● **MATERIAL PROVIDED**:
• • • • •
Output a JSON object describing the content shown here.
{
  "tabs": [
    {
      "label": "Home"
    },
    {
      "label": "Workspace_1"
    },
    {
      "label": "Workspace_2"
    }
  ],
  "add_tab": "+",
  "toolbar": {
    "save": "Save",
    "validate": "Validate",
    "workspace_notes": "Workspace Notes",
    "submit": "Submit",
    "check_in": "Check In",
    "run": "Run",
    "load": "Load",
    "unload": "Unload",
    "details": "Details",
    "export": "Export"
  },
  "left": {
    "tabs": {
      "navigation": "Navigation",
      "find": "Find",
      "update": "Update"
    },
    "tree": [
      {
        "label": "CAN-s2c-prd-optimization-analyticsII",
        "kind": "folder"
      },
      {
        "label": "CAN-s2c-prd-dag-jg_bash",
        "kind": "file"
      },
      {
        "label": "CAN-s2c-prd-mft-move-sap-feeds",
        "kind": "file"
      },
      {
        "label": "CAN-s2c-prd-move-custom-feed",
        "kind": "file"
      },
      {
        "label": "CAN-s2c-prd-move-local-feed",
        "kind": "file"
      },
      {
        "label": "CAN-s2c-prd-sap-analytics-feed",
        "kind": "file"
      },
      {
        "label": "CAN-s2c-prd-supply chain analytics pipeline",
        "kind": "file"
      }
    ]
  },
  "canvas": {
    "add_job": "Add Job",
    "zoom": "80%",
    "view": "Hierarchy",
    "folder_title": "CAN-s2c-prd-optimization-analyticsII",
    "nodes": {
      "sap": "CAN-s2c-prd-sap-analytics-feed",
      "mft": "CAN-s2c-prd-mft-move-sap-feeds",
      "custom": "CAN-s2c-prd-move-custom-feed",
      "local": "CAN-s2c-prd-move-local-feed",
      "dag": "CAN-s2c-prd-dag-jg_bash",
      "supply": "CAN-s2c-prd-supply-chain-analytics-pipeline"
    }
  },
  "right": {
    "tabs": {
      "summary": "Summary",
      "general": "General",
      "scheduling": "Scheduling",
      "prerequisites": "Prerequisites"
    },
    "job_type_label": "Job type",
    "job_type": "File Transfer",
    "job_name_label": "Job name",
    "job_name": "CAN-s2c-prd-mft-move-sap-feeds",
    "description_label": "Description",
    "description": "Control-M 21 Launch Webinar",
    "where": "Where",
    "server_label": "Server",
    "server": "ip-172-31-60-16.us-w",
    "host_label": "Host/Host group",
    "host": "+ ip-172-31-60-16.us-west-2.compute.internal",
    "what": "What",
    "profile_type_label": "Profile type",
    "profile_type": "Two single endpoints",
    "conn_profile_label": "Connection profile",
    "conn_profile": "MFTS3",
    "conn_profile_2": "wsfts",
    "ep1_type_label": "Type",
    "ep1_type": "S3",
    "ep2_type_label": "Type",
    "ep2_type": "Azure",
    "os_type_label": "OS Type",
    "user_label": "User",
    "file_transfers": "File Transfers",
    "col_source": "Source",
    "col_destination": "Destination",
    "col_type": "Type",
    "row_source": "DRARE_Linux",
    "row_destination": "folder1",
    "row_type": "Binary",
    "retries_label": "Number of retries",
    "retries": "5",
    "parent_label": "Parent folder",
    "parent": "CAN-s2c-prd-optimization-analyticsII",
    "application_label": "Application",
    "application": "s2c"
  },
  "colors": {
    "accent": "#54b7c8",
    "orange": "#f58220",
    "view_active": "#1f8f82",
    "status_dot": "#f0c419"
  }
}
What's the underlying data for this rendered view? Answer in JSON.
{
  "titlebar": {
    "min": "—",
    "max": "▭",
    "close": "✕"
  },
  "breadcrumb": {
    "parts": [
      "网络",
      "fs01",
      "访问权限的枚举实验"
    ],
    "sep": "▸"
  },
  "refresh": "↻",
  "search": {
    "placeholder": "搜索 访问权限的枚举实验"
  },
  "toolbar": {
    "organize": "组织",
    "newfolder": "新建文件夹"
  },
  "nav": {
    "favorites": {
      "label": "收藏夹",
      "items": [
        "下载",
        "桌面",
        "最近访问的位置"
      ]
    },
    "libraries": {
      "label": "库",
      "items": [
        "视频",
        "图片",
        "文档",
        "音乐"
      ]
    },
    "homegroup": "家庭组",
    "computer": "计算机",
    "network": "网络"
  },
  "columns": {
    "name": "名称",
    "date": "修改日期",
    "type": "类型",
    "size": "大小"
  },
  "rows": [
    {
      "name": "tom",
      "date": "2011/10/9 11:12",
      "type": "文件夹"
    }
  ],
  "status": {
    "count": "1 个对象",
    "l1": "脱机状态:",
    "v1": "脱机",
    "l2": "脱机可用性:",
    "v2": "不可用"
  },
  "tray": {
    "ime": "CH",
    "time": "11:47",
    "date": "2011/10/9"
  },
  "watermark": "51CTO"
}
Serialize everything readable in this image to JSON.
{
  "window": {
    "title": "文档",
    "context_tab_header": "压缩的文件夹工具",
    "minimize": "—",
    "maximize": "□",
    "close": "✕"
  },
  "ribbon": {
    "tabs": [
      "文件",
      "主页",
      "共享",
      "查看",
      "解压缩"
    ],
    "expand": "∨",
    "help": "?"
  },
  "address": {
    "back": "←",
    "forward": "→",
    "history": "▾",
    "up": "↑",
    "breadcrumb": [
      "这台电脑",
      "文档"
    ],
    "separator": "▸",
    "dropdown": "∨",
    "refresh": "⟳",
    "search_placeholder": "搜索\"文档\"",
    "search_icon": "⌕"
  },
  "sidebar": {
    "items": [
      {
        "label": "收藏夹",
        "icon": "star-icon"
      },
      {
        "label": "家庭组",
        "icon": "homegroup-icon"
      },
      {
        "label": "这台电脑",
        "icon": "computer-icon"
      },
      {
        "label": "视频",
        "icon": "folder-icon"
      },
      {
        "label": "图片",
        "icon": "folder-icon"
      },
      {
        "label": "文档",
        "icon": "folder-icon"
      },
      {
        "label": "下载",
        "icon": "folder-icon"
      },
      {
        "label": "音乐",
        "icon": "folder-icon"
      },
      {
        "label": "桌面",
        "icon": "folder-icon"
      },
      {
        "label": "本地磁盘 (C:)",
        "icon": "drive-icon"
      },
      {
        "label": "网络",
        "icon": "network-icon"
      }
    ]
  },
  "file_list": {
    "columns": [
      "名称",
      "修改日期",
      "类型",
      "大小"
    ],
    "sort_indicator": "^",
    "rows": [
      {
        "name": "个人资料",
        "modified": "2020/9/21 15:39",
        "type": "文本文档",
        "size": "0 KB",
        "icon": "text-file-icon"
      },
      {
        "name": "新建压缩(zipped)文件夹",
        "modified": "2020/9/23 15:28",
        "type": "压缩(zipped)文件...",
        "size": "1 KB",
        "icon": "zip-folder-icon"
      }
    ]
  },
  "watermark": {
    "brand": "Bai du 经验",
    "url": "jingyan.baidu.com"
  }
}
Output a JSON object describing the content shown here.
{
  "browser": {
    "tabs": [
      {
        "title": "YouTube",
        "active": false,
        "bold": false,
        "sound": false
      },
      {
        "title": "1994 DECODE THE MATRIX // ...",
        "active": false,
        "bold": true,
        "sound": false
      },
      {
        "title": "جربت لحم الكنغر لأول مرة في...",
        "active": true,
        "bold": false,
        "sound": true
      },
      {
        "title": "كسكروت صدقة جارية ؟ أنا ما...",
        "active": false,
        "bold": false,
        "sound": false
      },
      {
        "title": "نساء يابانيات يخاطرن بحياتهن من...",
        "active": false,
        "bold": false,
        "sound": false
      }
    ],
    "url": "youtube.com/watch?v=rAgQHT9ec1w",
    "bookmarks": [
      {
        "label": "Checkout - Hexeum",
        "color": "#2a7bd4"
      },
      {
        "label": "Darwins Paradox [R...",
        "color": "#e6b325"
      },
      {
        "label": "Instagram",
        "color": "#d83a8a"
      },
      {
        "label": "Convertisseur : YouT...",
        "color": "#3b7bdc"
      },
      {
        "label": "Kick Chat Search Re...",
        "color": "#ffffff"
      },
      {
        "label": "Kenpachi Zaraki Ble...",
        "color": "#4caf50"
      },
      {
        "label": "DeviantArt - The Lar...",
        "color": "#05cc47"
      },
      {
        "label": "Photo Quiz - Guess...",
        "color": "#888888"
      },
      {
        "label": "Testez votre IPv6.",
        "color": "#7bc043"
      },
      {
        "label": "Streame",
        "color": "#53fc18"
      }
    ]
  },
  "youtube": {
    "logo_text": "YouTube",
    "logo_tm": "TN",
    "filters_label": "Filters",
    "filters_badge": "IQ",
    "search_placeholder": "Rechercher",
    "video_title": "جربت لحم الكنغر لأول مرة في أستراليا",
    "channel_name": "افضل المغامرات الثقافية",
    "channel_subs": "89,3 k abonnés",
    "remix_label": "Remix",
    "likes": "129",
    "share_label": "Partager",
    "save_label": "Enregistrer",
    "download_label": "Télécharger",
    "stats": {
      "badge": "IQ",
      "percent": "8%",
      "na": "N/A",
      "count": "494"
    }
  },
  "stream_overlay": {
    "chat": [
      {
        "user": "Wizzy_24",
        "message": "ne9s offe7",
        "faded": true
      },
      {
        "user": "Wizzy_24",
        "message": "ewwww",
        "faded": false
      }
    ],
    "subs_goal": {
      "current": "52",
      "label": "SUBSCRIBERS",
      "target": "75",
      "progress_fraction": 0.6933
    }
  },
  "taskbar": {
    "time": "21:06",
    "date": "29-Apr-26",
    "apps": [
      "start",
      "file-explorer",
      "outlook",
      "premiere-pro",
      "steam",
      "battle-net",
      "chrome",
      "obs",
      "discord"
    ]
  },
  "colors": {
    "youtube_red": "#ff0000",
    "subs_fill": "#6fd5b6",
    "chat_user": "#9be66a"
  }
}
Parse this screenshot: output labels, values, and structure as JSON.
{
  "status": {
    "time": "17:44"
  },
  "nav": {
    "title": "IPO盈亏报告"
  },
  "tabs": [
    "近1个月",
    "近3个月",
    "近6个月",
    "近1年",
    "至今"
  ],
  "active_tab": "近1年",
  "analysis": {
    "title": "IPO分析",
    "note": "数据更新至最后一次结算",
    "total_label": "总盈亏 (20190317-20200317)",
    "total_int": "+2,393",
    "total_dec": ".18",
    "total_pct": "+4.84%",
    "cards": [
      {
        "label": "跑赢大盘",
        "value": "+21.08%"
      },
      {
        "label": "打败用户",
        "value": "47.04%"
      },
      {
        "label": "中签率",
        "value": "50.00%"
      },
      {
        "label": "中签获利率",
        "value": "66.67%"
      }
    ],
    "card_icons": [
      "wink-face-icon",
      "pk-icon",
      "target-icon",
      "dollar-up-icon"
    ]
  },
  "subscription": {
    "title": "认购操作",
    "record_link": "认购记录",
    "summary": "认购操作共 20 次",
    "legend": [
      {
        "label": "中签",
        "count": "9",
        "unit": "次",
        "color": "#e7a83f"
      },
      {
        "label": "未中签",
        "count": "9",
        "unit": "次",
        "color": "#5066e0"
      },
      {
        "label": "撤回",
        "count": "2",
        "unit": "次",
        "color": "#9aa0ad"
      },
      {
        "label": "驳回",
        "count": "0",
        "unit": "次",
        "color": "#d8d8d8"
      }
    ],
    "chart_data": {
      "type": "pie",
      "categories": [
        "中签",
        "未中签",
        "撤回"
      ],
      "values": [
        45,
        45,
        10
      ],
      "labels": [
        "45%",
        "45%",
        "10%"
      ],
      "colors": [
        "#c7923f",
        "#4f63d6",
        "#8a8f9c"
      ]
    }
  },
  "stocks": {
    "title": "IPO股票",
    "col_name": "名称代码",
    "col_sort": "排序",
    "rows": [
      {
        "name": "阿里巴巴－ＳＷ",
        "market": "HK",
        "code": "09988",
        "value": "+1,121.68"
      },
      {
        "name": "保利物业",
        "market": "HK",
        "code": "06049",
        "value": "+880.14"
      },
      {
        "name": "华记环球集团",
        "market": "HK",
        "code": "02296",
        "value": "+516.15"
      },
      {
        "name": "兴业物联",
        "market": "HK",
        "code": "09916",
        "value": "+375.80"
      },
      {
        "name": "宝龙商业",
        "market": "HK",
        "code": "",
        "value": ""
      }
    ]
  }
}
• • • • •
● **STATED PROBLEM**: Search the entries for the word "جربت", then list each line that holds it.

● **RESPONSE**:
        "title": "جربت لحم الكنغر لأول مرة في...",
    "video_title": "جربت لحم الكنغر لأول مرة في أستراليا",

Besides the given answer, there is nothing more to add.